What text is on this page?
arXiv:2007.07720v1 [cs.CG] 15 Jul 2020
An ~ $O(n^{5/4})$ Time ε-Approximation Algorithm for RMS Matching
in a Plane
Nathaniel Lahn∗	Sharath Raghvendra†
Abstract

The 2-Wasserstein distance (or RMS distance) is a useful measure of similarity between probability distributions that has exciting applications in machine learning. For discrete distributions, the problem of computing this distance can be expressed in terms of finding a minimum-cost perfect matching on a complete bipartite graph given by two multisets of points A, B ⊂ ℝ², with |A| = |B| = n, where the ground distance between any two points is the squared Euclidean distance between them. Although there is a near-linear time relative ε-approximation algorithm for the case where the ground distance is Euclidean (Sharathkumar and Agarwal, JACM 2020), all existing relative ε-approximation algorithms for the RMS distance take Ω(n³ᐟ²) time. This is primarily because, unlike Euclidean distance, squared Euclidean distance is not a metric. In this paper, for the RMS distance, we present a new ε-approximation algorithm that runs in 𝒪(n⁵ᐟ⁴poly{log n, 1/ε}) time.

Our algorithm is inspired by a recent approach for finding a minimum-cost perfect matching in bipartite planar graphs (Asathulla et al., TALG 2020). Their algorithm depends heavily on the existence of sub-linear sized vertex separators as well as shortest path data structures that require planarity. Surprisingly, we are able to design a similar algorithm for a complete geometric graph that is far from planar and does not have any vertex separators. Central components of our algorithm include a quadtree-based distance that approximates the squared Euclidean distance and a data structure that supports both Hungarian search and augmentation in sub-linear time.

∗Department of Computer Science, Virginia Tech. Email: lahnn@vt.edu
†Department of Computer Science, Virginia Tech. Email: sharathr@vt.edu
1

### WHAT YOU ARE ASKED TO DO
Write out every entry above, word for word.

### SOLVED PROBLEM
What text is on this page?
arXiv:2007.07720v1 [cs.CG] 15 Jul 2020
An ~ $O(n^{5/4})$ Time ε-Approximation Algorithm for RMS Matching
in a Plane
Nathaniel Lahn∗	Sharath Raghvendra†
Abstract

The 2-Wasserstein distance (or RMS distance) is a useful measure of similarity between probability distributions that has exciting applications in machine learning. For discrete distributions, the problem of computing this distance can be expressed in terms of finding a minimum-cost perfect matching on a complete bipartite graph given by two multisets of points A, B ⊂ ℝ², with |A| = |B| = n, where the ground distance between any two points is the squared Euclidean distance between them. Although there is a near-linear time relative ε-approximation algorithm for the case where the ground distance is Euclidean (Sharathkumar and Agarwal, JACM 2020), all existing relative ε-approximation algorithms for the RMS distance take Ω(n³ᐟ²) time. This is primarily because, unlike Euclidean distance, squared Euclidean distance is not a metric. In this paper, for the RMS distance, we present a new ε-approximation algorithm that runs in 𝒪(n⁵ᐟ⁴poly{log n, 1/ε}) time.

Our algorithm is inspired by a recent approach for finding a minimum-cost perfect matching in bipartite planar graphs (Asathulla et al., TALG 2020). Their algorithm depends heavily on the existence of sub-linear sized vertex separators as well as shortest path data structures that require planarity. Surprisingly, we are able to design a similar algorithm for a complete geometric graph that is far from planar and does not have any vertex separators. Central components of our algorithm include a quadtree-based distance that approximates the squared Euclidean distance and a data structure that supports both Hungarian search and augmentation in sub-linear time.

∗Department of Computer Science, Virginia Tech. Email: lahnn@vt.edu
†Department of Computer Science, Virginia Tech. Email: sharathr@vt.edu
1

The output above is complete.